*** Dataset excerpts

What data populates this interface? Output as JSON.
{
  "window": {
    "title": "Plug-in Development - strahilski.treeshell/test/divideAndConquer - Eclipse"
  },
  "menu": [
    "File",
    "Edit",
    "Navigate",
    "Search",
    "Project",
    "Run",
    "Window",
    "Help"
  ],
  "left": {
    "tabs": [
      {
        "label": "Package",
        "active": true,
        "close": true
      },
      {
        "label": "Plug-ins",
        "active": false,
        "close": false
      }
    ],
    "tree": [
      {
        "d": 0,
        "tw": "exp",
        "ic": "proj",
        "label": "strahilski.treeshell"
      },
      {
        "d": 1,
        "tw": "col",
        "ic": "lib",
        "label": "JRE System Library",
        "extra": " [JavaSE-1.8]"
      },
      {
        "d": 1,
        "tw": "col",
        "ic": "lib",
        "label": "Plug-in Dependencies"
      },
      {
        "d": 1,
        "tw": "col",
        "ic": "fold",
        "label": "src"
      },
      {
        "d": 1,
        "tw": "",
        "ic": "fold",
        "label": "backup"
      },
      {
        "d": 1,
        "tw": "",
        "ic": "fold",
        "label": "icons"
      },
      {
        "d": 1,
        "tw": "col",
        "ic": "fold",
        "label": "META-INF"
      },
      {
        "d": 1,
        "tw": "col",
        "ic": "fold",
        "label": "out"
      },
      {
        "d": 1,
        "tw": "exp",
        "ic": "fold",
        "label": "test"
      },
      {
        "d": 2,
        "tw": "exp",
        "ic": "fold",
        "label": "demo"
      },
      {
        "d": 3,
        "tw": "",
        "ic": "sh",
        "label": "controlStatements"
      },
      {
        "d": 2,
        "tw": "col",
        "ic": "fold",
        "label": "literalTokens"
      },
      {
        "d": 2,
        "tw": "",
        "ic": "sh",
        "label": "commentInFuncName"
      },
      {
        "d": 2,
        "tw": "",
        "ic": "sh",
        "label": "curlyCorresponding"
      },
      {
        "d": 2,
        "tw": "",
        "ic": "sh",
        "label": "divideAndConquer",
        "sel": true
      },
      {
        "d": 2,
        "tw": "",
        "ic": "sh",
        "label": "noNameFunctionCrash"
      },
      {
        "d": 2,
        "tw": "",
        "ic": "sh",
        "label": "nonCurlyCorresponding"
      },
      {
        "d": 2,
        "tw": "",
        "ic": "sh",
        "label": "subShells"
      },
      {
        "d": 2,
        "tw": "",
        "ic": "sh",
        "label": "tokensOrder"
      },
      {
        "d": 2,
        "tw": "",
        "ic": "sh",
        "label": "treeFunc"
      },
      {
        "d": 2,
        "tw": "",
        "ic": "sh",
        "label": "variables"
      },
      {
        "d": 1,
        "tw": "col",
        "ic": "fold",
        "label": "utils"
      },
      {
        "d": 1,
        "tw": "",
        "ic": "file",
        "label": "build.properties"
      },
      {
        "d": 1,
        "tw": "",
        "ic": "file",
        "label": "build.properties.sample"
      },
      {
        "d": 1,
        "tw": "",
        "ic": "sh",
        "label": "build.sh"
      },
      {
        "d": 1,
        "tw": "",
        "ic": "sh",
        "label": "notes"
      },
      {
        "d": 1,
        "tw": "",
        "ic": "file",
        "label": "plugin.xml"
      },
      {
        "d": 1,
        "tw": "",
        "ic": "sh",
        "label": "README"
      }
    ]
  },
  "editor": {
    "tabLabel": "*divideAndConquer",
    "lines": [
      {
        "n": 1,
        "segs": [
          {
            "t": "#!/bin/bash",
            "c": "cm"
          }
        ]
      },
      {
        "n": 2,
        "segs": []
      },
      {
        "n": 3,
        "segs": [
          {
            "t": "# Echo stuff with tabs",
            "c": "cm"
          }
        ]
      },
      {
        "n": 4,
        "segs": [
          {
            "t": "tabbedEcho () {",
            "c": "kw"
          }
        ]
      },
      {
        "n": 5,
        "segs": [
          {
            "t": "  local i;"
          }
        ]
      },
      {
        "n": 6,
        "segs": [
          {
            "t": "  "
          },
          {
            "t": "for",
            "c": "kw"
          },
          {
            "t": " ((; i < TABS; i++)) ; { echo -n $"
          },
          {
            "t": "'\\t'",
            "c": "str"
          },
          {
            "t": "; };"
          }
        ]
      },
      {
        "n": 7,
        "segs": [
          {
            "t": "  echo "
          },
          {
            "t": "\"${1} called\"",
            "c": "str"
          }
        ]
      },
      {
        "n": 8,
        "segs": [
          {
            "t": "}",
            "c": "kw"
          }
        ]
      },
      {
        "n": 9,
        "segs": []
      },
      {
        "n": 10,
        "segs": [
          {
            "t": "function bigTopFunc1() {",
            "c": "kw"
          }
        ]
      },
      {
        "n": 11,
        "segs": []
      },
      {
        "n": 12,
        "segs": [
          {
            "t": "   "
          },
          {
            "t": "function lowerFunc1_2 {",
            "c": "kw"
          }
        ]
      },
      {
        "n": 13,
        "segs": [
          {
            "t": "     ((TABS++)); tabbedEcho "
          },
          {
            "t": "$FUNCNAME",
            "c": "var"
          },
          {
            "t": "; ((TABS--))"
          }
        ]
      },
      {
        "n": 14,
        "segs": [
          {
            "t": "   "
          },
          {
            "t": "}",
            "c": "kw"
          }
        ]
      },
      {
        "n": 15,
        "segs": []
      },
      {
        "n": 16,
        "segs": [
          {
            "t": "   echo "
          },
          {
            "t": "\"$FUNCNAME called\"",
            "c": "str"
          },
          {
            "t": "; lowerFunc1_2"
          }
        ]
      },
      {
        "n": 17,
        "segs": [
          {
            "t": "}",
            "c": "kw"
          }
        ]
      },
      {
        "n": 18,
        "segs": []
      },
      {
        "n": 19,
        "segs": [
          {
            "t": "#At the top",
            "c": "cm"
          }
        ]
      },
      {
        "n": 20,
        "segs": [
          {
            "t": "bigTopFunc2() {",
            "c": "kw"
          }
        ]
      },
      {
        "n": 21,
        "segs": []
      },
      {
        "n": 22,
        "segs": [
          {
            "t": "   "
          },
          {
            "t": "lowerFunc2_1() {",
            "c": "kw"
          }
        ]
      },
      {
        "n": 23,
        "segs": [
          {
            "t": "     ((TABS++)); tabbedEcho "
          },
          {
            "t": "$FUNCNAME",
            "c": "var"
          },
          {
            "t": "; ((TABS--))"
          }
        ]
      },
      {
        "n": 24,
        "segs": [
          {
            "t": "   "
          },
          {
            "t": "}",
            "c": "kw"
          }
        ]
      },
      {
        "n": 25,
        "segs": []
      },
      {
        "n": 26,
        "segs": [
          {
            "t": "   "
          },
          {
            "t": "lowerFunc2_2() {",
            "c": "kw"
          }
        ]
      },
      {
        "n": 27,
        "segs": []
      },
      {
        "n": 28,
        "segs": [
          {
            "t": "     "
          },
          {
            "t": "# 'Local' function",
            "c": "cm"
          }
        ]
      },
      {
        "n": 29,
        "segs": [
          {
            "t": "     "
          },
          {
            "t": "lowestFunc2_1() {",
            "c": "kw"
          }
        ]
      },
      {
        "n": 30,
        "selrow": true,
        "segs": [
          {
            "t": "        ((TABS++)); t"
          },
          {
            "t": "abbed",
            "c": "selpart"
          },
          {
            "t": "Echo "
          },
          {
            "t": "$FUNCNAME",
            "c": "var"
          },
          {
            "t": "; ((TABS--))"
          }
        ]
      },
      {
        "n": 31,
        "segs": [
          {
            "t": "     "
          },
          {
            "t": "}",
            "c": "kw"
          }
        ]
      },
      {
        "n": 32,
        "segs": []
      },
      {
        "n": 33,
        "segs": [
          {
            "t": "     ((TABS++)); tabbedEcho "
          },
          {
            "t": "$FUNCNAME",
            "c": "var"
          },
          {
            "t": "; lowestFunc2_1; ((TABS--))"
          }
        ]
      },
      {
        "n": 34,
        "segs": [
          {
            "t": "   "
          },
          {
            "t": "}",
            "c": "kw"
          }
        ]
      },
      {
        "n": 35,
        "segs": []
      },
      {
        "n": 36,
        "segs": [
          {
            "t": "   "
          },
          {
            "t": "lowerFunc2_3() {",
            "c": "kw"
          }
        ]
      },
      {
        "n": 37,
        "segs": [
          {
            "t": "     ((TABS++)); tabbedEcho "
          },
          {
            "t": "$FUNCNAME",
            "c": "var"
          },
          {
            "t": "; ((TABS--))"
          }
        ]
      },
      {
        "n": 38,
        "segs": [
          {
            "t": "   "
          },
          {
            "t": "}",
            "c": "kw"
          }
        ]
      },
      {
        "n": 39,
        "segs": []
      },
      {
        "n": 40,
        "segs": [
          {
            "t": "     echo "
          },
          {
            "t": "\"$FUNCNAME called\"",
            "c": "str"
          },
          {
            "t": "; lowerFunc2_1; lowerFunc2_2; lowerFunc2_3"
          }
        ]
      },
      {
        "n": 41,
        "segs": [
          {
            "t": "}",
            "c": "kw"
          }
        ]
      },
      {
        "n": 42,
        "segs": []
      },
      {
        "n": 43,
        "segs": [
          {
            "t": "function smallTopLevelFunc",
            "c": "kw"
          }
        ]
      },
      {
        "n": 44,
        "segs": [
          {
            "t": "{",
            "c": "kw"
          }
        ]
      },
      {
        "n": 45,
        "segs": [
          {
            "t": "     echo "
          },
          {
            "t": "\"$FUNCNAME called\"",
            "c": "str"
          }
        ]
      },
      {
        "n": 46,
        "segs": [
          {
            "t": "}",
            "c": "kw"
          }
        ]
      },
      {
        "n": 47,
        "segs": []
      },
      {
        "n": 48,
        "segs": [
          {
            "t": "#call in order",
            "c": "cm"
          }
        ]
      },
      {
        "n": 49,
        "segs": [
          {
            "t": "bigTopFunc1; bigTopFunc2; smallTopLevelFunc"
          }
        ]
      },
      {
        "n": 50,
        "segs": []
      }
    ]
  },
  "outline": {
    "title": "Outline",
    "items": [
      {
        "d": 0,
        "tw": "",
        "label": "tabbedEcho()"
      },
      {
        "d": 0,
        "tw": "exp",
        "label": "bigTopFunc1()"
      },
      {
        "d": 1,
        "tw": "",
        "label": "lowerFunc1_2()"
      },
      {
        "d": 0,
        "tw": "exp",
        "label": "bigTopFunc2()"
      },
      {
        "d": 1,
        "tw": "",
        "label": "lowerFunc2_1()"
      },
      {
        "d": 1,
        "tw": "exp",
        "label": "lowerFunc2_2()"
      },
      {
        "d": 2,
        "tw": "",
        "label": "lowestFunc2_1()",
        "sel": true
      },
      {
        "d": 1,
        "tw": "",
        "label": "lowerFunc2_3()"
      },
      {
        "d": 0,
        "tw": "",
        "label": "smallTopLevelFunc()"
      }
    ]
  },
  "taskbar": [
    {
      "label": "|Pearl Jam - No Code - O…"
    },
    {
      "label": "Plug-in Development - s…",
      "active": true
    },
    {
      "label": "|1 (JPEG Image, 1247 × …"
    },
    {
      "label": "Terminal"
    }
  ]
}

******

▸ Required work: How many of the lines above contain the string "true"? Give the number only.

▸ Task solution: 6